● Directions
Records follow. Copy every line with "органа".

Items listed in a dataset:
◇ ◇ ◇

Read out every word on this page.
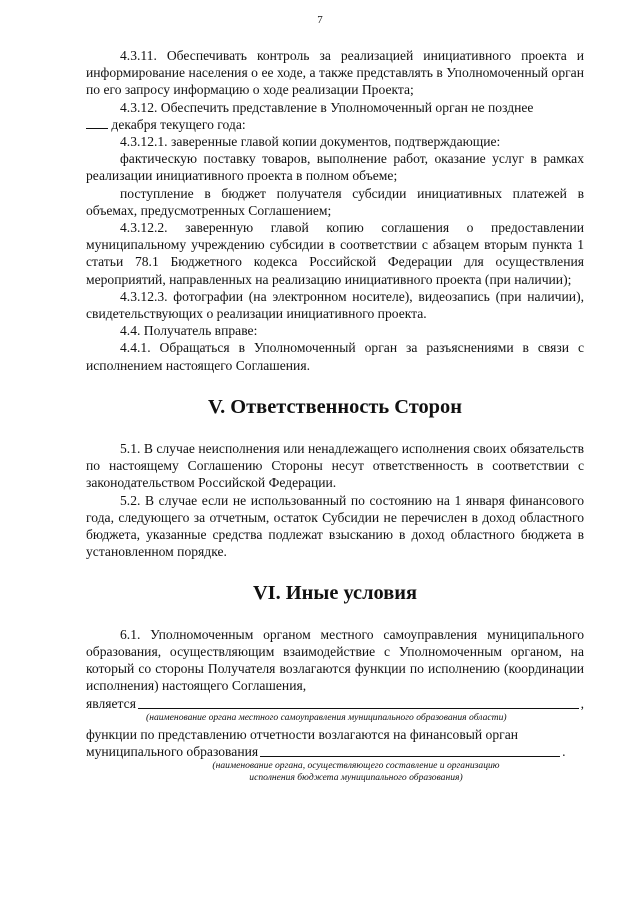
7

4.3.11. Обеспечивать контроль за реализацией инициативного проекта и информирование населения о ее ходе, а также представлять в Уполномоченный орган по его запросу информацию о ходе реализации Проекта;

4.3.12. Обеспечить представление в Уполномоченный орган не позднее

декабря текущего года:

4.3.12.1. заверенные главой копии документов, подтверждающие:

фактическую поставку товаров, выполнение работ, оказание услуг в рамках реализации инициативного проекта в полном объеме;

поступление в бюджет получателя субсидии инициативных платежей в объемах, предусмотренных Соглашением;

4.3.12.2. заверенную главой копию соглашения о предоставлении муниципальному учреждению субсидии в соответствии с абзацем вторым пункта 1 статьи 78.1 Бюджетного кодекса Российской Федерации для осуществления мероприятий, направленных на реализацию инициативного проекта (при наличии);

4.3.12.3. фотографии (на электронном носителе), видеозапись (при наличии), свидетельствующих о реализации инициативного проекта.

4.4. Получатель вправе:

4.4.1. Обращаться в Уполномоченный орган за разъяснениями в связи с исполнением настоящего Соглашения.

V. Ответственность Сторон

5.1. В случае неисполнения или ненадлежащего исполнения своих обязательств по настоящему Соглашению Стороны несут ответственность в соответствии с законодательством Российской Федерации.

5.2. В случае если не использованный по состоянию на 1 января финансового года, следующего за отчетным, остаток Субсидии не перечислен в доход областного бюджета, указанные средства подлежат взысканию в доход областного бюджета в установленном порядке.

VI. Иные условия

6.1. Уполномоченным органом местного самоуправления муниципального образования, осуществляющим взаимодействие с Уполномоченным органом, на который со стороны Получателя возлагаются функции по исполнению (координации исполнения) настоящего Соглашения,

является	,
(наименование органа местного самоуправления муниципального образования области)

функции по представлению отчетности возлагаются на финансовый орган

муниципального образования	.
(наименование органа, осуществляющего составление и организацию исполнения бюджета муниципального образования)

◇ ◇ ◇

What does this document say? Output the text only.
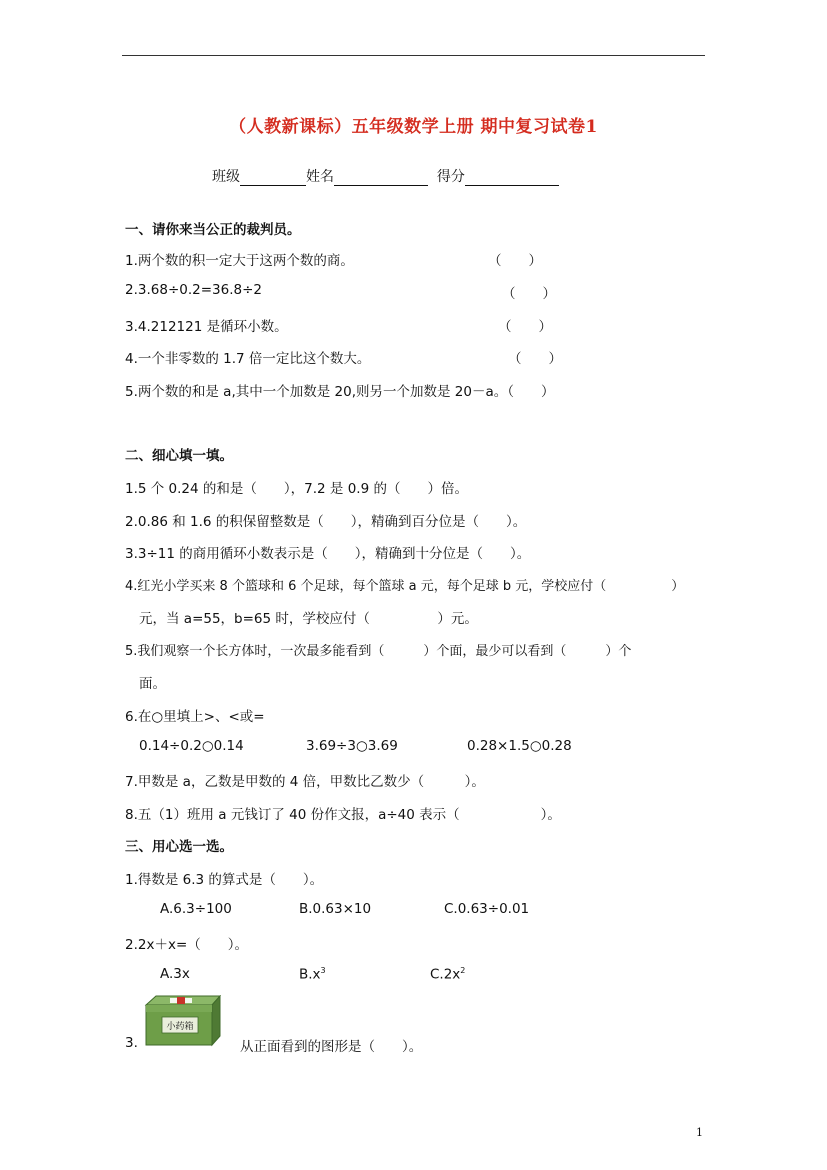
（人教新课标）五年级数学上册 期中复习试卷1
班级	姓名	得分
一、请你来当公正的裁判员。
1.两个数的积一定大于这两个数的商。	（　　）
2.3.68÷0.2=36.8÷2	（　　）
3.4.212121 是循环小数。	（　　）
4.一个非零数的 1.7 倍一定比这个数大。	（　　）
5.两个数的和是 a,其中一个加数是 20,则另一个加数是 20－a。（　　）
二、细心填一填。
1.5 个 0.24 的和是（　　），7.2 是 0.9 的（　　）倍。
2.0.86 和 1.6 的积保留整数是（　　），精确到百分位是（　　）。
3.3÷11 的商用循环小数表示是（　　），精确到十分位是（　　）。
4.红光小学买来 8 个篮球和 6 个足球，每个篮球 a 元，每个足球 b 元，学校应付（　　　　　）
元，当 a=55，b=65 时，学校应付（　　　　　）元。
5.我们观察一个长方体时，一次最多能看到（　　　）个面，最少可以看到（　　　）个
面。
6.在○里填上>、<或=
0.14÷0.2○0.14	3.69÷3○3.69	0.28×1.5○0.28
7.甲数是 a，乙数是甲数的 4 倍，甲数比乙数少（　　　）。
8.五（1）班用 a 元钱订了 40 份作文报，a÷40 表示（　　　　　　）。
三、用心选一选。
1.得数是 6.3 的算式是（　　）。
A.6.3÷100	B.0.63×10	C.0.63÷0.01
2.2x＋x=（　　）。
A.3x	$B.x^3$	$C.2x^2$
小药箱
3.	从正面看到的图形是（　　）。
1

◇ ◇ ◇

● Result of the exercise
(наименование органа местного самоуправления муниципального образования области)
(наименование органа, осуществляющего составление и организацию исполнения бюджета муниципального образования)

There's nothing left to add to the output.